■ **What you are asked to do**: Collect from the data below each line with "ylabel".

■ **Provided records**:
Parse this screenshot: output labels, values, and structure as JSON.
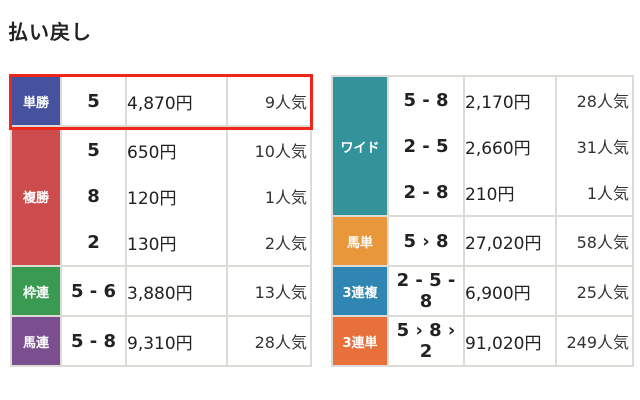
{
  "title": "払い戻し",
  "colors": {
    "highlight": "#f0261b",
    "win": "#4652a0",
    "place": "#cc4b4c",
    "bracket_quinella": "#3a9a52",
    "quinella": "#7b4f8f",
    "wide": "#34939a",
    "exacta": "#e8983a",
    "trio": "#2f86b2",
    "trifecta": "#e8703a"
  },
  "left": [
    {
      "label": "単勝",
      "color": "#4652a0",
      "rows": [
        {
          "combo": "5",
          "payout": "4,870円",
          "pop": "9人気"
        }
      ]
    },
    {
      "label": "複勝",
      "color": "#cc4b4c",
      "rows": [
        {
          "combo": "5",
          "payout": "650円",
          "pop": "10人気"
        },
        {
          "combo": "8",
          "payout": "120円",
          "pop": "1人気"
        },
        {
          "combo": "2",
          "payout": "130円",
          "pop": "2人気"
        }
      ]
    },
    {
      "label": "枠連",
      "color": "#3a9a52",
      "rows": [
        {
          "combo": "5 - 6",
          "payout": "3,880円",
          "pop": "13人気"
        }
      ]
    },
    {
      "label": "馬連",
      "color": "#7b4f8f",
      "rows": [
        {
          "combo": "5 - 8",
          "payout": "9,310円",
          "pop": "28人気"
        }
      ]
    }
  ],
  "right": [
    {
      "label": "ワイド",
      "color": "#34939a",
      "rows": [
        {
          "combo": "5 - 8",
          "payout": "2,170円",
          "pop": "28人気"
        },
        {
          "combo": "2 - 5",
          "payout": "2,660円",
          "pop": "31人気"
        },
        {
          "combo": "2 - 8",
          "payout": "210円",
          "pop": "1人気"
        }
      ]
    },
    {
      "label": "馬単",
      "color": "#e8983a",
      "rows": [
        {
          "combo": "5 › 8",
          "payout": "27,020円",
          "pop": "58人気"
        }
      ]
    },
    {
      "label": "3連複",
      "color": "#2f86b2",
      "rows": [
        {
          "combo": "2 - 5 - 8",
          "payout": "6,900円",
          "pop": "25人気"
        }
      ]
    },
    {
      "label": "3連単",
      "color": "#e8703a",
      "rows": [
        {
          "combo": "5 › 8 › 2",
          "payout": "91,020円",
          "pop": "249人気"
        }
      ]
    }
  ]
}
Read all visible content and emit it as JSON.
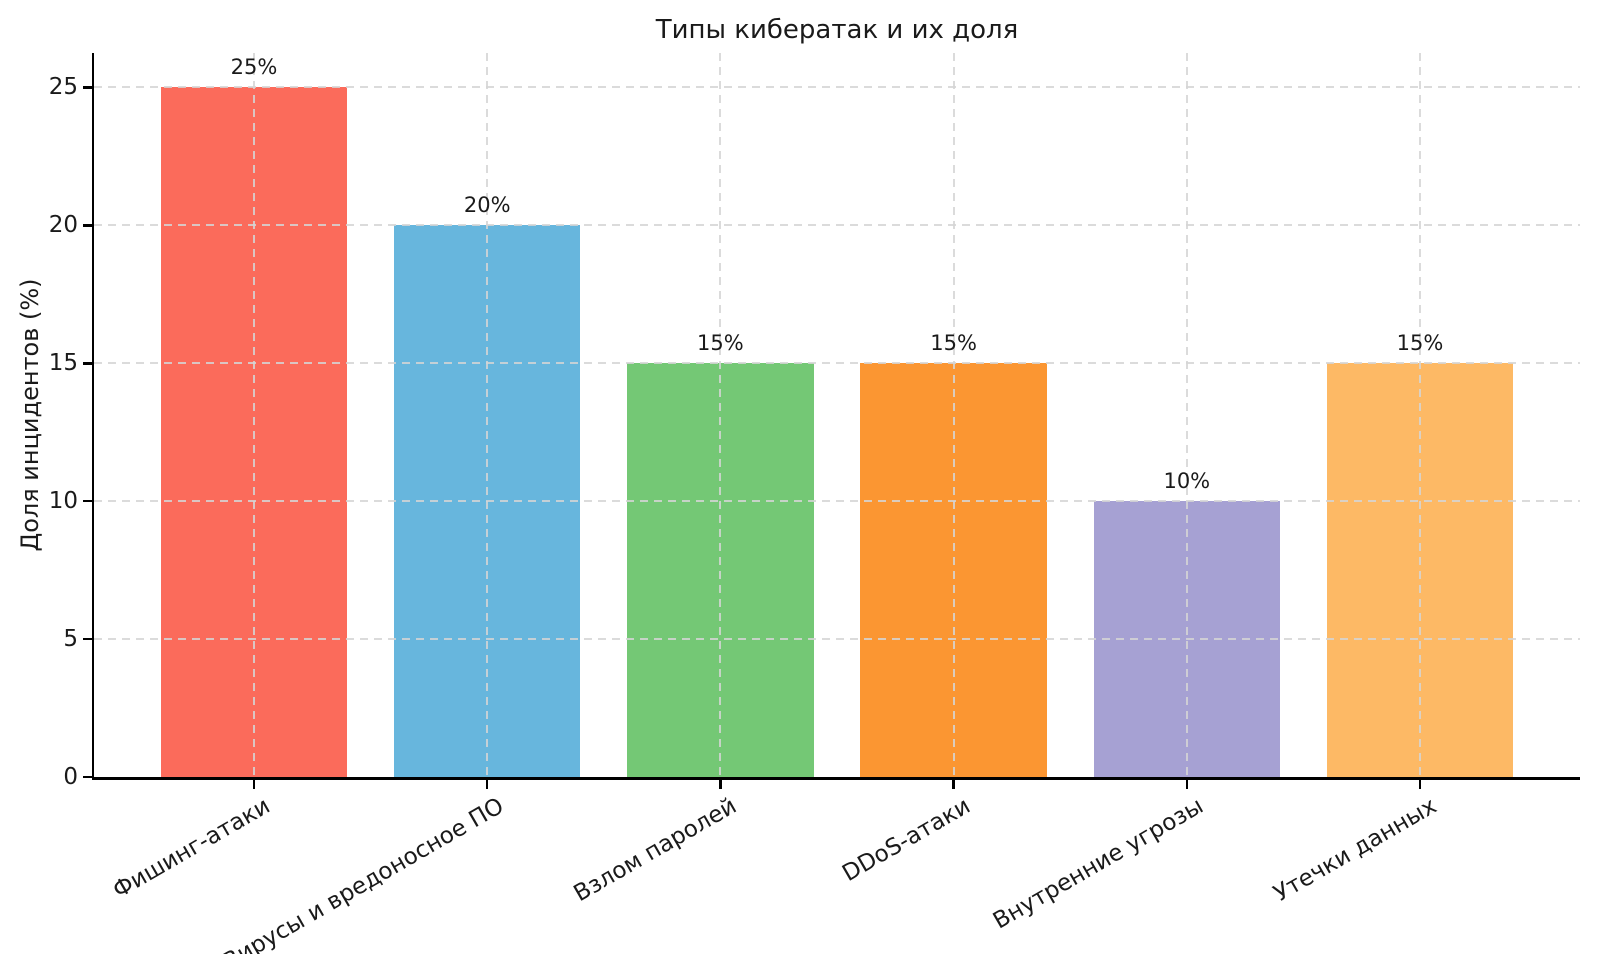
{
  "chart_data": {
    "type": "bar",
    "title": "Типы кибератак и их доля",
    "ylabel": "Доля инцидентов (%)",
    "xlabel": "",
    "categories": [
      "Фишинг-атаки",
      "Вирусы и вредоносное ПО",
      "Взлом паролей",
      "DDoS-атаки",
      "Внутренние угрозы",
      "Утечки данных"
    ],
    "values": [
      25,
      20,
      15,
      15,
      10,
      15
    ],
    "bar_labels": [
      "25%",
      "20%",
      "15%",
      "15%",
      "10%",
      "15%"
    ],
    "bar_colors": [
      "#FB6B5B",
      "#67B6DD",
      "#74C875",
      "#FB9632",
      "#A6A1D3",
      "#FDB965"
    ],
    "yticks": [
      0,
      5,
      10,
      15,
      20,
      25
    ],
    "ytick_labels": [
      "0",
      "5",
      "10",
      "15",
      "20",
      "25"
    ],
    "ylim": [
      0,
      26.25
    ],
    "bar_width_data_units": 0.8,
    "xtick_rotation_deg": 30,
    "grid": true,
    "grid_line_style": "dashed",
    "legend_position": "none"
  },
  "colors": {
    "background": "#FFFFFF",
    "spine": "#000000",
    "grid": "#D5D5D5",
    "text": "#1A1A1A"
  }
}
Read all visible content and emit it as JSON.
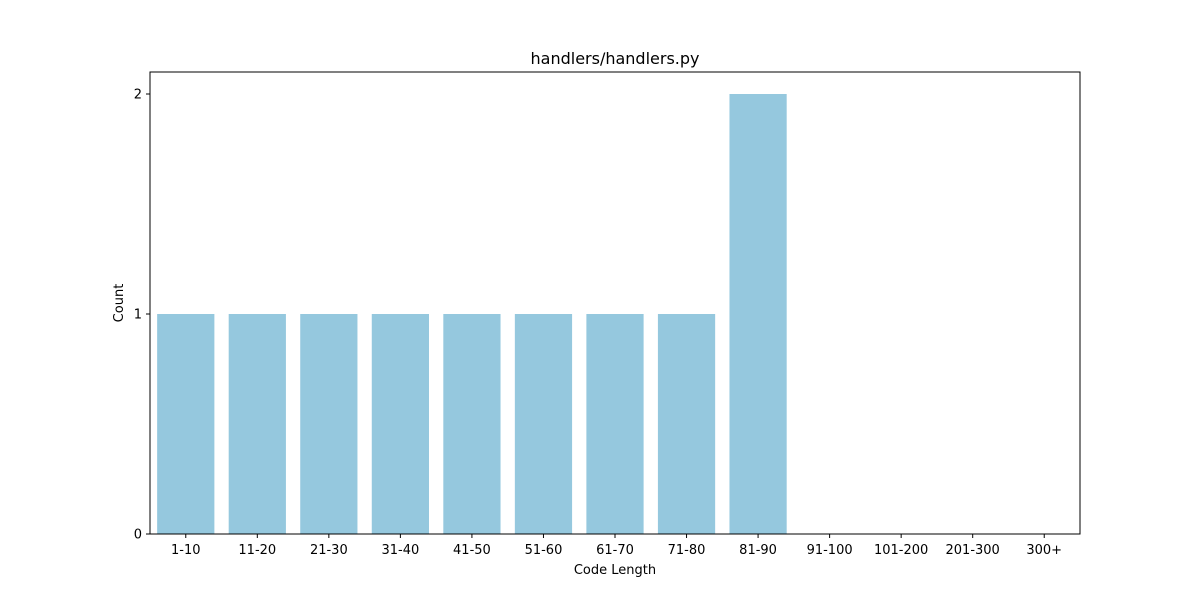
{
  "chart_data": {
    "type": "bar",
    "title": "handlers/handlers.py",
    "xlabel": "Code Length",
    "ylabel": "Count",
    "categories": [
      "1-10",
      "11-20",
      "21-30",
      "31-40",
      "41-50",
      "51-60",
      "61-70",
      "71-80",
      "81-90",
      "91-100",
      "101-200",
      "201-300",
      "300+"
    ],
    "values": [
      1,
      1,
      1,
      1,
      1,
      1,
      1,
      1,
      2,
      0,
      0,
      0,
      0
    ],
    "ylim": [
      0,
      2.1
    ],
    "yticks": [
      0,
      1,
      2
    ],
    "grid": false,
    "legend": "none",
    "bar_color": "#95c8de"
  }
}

■ **Result of this exercise**:
    "ylabel": "Доля инцидентов (%)",
    "ylabel": "Count",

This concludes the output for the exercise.